> _Goal of the exercise_:
Identify each of the lines below that contains the string "登录密码", and copy those lines in full.

Lines from a dataset
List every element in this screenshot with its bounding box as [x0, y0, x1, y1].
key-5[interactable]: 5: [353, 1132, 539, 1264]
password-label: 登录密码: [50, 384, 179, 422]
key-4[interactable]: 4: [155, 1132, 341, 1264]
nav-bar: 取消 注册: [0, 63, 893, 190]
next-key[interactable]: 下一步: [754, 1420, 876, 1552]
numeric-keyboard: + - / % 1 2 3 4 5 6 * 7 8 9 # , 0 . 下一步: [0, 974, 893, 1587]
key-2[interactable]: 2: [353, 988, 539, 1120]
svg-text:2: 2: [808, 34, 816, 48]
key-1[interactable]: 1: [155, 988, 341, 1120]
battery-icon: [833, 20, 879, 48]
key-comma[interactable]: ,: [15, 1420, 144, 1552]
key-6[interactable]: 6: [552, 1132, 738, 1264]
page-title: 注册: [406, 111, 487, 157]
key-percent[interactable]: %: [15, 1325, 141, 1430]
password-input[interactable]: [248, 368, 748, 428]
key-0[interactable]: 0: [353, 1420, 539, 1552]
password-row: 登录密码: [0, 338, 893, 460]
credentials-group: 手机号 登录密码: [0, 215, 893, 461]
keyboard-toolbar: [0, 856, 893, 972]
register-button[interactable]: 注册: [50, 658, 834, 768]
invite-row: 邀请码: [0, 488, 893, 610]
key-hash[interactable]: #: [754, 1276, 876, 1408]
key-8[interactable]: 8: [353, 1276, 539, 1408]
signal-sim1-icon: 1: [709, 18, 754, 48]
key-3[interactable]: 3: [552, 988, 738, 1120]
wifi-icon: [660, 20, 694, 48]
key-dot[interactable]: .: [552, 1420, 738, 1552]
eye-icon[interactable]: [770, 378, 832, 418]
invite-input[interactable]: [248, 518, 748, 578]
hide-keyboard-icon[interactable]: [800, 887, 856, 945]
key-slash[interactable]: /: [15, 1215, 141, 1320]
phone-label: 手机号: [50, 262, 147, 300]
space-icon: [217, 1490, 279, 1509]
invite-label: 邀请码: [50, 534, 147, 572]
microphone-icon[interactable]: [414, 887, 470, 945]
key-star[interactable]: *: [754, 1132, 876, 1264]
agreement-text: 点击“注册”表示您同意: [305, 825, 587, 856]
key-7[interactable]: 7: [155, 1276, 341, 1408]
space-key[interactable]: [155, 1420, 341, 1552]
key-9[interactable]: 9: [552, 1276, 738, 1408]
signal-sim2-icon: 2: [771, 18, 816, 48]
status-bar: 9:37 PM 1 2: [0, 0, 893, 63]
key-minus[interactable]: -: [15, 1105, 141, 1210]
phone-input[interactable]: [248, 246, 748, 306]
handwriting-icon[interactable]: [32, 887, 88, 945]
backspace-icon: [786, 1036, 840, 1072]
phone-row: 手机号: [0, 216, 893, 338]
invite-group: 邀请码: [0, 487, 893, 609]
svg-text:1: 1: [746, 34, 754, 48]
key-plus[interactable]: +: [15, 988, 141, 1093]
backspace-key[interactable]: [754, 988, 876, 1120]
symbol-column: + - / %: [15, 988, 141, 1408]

> _Problem solution_:
password-label: 登录密码: [50, 384, 179, 422]
password-row: 登录密码: [0, 338, 893, 460]
credentials-group: 手机号 登录密码: [0, 215, 893, 461]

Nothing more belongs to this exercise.